* START SOURCE DATA *
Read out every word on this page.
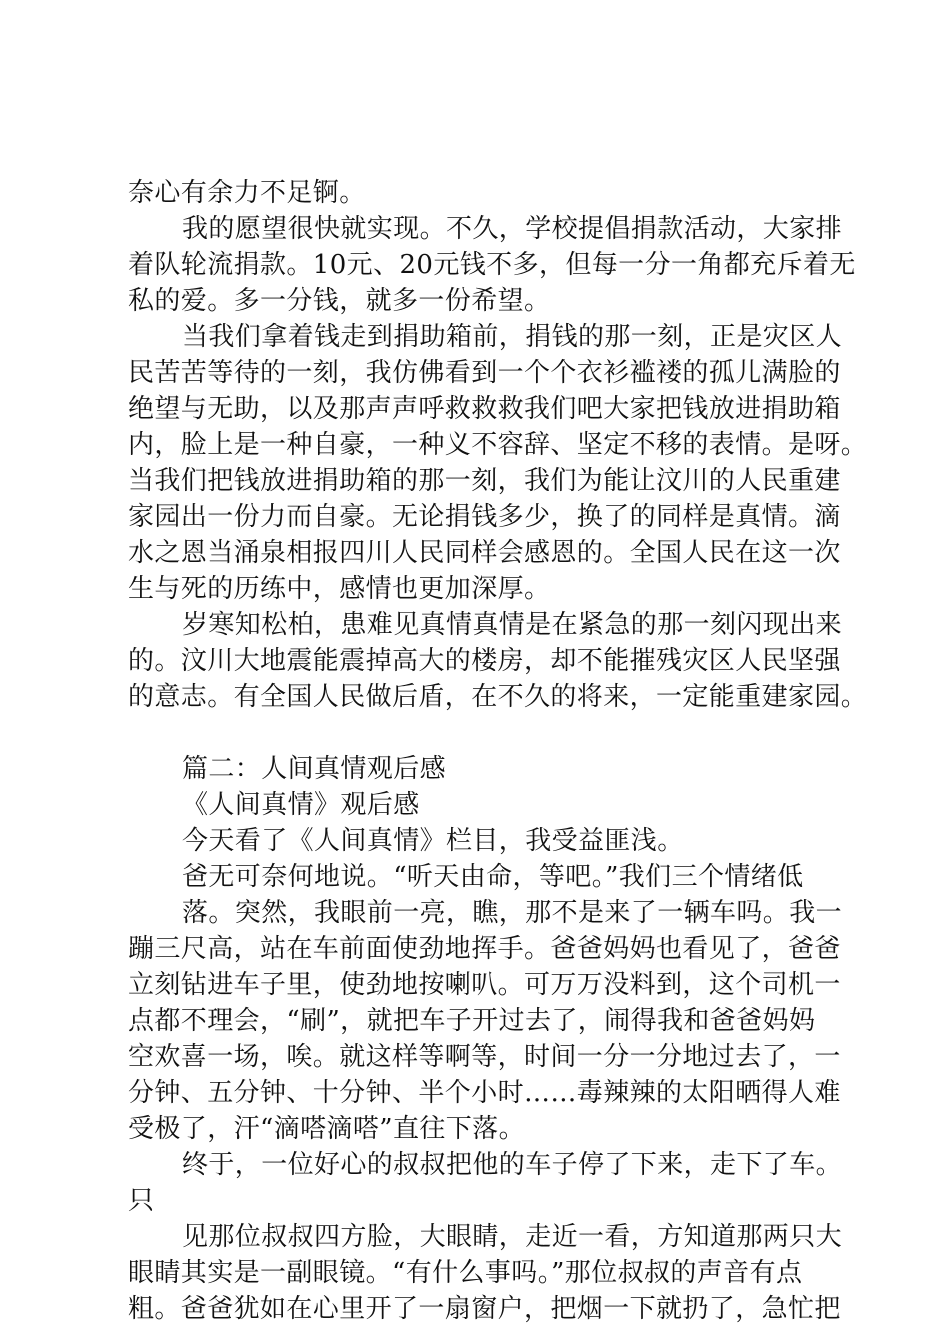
奈心有余力不足锕。
我的愿望很快就实现。不久，学校提倡捐款活动，大家排
着队轮流捐款。10元、20元钱不多，但每一分一角都充斥着无
私的爱。多一分钱，就多一份希望。
当我们拿着钱走到捐助箱前，捐钱的那一刻，正是灾区人
民苦苦等待的一刻，我仿佛看到一个个衣衫褴褛的孤儿满脸的
绝望与无助，以及那声声呼救救救我们吧大家把钱放进捐助箱
内，脸上是一种自豪，一种义不容辞、坚定不移的表情。是呀。
当我们把钱放进捐助箱的那一刻，我们为能让汶川的人民重建
家园出一份力而自豪。无论捐钱多少，换了的同样是真情。滴
水之恩当涌泉相报四川人民同样会感恩的。全国人民在这一次
生与死的历练中，感情也更加深厚。
岁寒知松柏，患难见真情真情是在紧急的那一刻闪现出来
的。汶川大地震能震掉高大的楼房，却不能摧残灾区人民坚强
的意志。有全国人民做后盾，在不久的将来，一定能重建家园。
篇二：人间真情观后感
《人间真情》观后感
今天看了《人间真情》栏目，我受益匪浅。
爸无可奈何地说。“听天由命，等吧。”我们三个情绪低
落。突然，我眼前一亮，瞧，那不是来了一辆车吗。我一
蹦三尺高，站在车前面使劲地挥手。爸爸妈妈也看见了，爸爸
立刻钻进车子里，使劲地按喇叭。可万万没料到，这个司机一
点都不理会，“刷”，就把车子开过去了，闹得我和爸爸妈妈
空欢喜一场，唉。就这样等啊等，时间一分一分地过去了，一
分钟、五分钟、十分钟、半个小时……毒辣辣的太阳晒得人难
受极了，汗“滴嗒滴嗒”直往下落。
终于，一位好心的叔叔把他的车子停了下来，走下了车。
只
见那位叔叔四方脸，大眼睛，走近一看，方知道那两只大
眼睛其实是一副眼镜。“有什么事吗。”那位叔叔的声音有点
粗。爸爸犹如在心里开了一扇窗户，把烟一下就扔了，急忙把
* END SOURCE DATA *
= TASK TO COMPLETE =
Excluding the pictures, restate the records above word for word.

= SOLUTION TO THIS PROBLEM =
Read out every word on this page.
奈心有余力不足锕。
我的愿望很快就实现。不久，学校提倡捐款活动，大家排
着队轮流捐款。10元、20元钱不多，但每一分一角都充斥着无
私的爱。多一分钱，就多一份希望。
当我们拿着钱走到捐助箱前，捐钱的那一刻，正是灾区人
民苦苦等待的一刻，我仿佛看到一个个衣衫褴褛的孤儿满脸的
绝望与无助，以及那声声呼救救救我们吧大家把钱放进捐助箱
内，脸上是一种自豪，一种义不容辞、坚定不移的表情。是呀。
当我们把钱放进捐助箱的那一刻，我们为能让汶川的人民重建
家园出一份力而自豪。无论捐钱多少，换了的同样是真情。滴
水之恩当涌泉相报四川人民同样会感恩的。全国人民在这一次
生与死的历练中，感情也更加深厚。
岁寒知松柏，患难见真情真情是在紧急的那一刻闪现出来
的。汶川大地震能震掉高大的楼房，却不能摧残灾区人民坚强
的意志。有全国人民做后盾，在不久的将来，一定能重建家园。
篇二：人间真情观后感
《人间真情》观后感
今天看了《人间真情》栏目，我受益匪浅。
爸无可奈何地说。“听天由命，等吧。”我们三个情绪低
落。突然，我眼前一亮，瞧，那不是来了一辆车吗。我一
蹦三尺高，站在车前面使劲地挥手。爸爸妈妈也看见了，爸爸
立刻钻进车子里，使劲地按喇叭。可万万没料到，这个司机一
点都不理会，“刷”，就把车子开过去了，闹得我和爸爸妈妈
空欢喜一场，唉。就这样等啊等，时间一分一分地过去了，一
分钟、五分钟、十分钟、半个小时……毒辣辣的太阳晒得人难
受极了，汗“滴嗒滴嗒”直往下落。
终于，一位好心的叔叔把他的车子停了下来，走下了车。
只
见那位叔叔四方脸，大眼睛，走近一看，方知道那两只大
眼睛其实是一副眼镜。“有什么事吗。”那位叔叔的声音有点
粗。爸爸犹如在心里开了一扇窗户，把烟一下就扔了，急忙把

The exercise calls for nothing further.